BEGIN INFORMATION PROVIDED

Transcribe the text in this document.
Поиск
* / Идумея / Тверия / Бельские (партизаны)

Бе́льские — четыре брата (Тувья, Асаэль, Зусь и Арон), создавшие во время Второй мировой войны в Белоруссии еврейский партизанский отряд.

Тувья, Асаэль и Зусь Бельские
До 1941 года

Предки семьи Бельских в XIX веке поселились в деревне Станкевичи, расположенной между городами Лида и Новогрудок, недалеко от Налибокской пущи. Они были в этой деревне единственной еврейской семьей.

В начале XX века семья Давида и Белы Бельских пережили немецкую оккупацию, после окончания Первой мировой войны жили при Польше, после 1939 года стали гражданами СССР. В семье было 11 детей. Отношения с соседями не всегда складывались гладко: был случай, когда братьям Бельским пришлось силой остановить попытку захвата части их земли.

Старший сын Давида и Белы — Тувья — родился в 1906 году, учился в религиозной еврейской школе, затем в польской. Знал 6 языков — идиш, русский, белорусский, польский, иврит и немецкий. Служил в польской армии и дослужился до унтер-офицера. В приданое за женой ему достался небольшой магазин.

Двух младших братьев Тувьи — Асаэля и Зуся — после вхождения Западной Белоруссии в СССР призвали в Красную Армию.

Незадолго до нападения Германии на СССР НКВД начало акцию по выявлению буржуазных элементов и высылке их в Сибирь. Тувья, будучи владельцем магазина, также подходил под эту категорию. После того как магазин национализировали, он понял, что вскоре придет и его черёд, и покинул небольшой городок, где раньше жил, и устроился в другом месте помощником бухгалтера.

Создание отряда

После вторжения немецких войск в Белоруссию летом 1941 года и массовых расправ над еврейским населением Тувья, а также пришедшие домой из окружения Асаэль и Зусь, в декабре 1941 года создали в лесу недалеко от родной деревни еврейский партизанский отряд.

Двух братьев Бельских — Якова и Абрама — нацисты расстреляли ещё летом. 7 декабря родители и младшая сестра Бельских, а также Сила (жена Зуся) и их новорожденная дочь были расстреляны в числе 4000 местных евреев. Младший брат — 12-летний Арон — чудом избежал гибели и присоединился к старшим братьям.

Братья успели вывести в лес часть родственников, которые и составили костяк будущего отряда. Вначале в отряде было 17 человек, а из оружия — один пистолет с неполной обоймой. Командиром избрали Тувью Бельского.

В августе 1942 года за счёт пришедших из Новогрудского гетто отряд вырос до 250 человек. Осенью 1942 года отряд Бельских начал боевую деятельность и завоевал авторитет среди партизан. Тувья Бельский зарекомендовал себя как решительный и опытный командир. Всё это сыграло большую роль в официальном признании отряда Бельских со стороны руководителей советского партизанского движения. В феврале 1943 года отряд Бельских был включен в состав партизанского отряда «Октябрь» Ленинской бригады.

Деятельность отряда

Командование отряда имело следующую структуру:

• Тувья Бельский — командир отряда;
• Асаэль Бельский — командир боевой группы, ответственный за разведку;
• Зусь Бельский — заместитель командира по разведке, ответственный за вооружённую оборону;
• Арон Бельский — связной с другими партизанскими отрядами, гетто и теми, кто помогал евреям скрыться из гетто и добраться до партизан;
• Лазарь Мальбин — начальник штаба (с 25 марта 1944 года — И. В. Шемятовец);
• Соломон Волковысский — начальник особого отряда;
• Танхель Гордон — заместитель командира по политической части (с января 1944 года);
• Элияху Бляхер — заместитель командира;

END INFORMATION PROVIDED
BEGIN INFORMATION PROVIDED

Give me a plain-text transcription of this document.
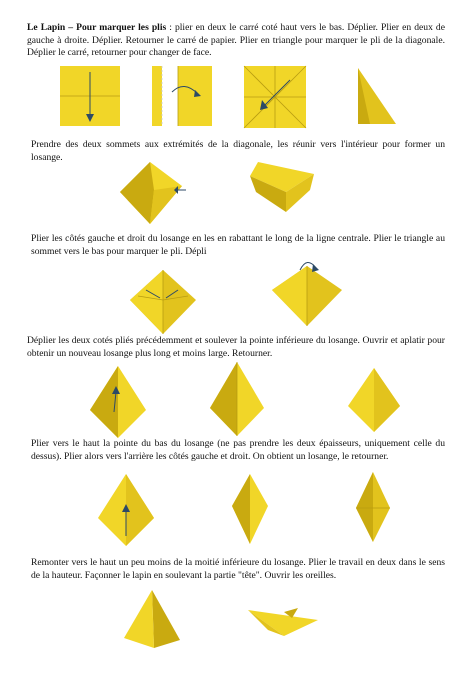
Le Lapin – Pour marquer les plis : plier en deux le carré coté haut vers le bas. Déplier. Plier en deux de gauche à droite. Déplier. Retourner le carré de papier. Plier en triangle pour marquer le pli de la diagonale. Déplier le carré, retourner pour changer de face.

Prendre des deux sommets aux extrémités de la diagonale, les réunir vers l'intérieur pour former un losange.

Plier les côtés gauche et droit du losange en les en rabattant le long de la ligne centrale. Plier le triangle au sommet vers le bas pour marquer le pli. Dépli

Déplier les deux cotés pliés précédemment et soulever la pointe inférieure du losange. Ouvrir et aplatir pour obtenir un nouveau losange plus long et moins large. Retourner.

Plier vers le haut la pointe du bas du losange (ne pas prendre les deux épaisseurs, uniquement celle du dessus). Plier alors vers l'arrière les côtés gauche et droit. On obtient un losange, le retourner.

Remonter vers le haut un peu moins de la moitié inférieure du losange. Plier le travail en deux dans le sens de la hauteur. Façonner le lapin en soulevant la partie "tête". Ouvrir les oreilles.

END INFORMATION PROVIDED

Copy out each line of the entries that holds "партизанский".

* **COMPLETE ANSWER**
Бе́льские — четыре брата (Тувья, Асаэль, Зусь и Арон), создавшие во время Второй мировой войны в Белоруссии еврейский партизанский отряд.
После вторжения немецких войск в Белоруссию летом 1941 года и массовых расправ над еврейским населением Тувья, а также пришедшие домой из окружения Асаэль и Зусь, в декабре 1941 года создали в лесу недалеко от родной деревни еврейский партизанский отряд.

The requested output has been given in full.